====== Extracted data ======

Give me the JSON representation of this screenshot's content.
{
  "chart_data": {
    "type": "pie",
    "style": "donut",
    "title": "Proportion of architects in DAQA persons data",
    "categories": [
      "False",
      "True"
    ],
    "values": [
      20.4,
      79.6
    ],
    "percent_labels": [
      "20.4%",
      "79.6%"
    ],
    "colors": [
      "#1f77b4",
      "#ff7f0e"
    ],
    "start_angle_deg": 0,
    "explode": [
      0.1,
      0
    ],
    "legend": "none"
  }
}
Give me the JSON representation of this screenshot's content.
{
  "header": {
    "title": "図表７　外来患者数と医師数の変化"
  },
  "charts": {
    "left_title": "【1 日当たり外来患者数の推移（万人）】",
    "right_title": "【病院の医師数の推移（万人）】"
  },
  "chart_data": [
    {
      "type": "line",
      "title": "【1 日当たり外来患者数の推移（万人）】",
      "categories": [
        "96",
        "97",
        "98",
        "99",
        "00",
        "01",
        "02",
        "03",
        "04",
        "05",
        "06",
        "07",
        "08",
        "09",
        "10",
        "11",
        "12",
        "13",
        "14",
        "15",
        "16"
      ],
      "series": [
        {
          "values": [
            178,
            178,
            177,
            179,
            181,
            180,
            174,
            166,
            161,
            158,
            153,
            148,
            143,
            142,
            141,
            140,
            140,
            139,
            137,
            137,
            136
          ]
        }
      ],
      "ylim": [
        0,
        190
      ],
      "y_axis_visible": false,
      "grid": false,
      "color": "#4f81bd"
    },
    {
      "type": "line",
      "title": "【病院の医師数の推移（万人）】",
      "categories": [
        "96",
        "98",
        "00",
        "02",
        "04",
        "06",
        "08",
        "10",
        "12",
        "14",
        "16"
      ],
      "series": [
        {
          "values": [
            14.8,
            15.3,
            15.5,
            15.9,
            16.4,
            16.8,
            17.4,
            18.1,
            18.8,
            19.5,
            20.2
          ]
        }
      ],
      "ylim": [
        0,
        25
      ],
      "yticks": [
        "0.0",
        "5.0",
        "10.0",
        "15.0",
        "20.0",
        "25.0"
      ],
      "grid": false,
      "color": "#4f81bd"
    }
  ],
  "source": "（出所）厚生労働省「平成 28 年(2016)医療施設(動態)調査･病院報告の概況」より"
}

======

Set exercise ▸
Pull every line containing "病院の医師数の推移" out of the records.

Result ▸
    "right_title": "【病院の医師数の推移（万人）】"
      "title": "【病院の医師数の推移（万人）】",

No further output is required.